◆ **Exercise description**: Only the pictures are omitted; repeat all other data exactly.

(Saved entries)
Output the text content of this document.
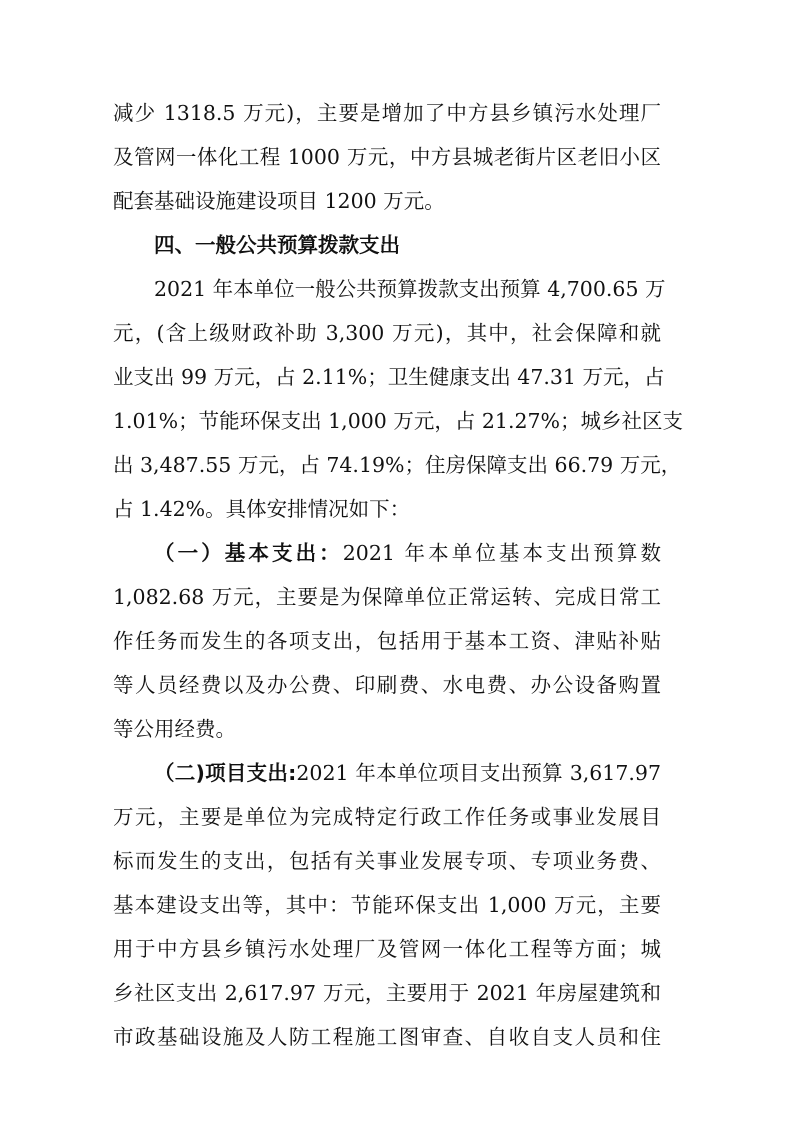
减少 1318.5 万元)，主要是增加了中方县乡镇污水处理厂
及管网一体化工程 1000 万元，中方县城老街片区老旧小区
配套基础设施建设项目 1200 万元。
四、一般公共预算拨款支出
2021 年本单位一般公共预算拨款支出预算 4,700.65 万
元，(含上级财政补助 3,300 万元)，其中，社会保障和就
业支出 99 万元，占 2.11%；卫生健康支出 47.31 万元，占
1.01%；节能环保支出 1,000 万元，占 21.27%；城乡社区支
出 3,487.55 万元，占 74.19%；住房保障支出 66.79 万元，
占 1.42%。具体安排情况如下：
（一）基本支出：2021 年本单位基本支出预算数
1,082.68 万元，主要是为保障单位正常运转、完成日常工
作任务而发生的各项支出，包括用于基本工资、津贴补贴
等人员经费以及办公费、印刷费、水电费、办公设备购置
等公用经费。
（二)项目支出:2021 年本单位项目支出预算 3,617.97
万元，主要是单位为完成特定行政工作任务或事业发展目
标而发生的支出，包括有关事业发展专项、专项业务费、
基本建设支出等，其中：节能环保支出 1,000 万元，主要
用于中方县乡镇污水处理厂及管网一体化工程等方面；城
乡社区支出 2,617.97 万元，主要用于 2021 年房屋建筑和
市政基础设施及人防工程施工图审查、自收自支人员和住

◆ **Response to this task**:
Output the text content of this document.
减少 1318.5 万元)，主要是增加了中方县乡镇污水处理厂
及管网一体化工程 1000 万元，中方县城老街片区老旧小区
配套基础设施建设项目 1200 万元。
四、一般公共预算拨款支出
2021 年本单位一般公共预算拨款支出预算 4,700.65 万
元，(含上级财政补助 3,300 万元)，其中，社会保障和就
业支出 99 万元，占 2.11%；卫生健康支出 47.31 万元，占
1.01%；节能环保支出 1,000 万元，占 21.27%；城乡社区支
出 3,487.55 万元，占 74.19%；住房保障支出 66.79 万元，
占 1.42%。具体安排情况如下：
（一）基本支出：2021 年本单位基本支出预算数
1,082.68 万元，主要是为保障单位正常运转、完成日常工
作任务而发生的各项支出，包括用于基本工资、津贴补贴
等人员经费以及办公费、印刷费、水电费、办公设备购置
等公用经费。
（二)项目支出:2021 年本单位项目支出预算 3,617.97
万元，主要是单位为完成特定行政工作任务或事业发展目
标而发生的支出，包括有关事业发展专项、专项业务费、
基本建设支出等，其中：节能环保支出 1,000 万元，主要
用于中方县乡镇污水处理厂及管网一体化工程等方面；城
乡社区支出 2,617.97 万元，主要用于 2021 年房屋建筑和
市政基础设施及人防工程施工图审查、自收自支人员和住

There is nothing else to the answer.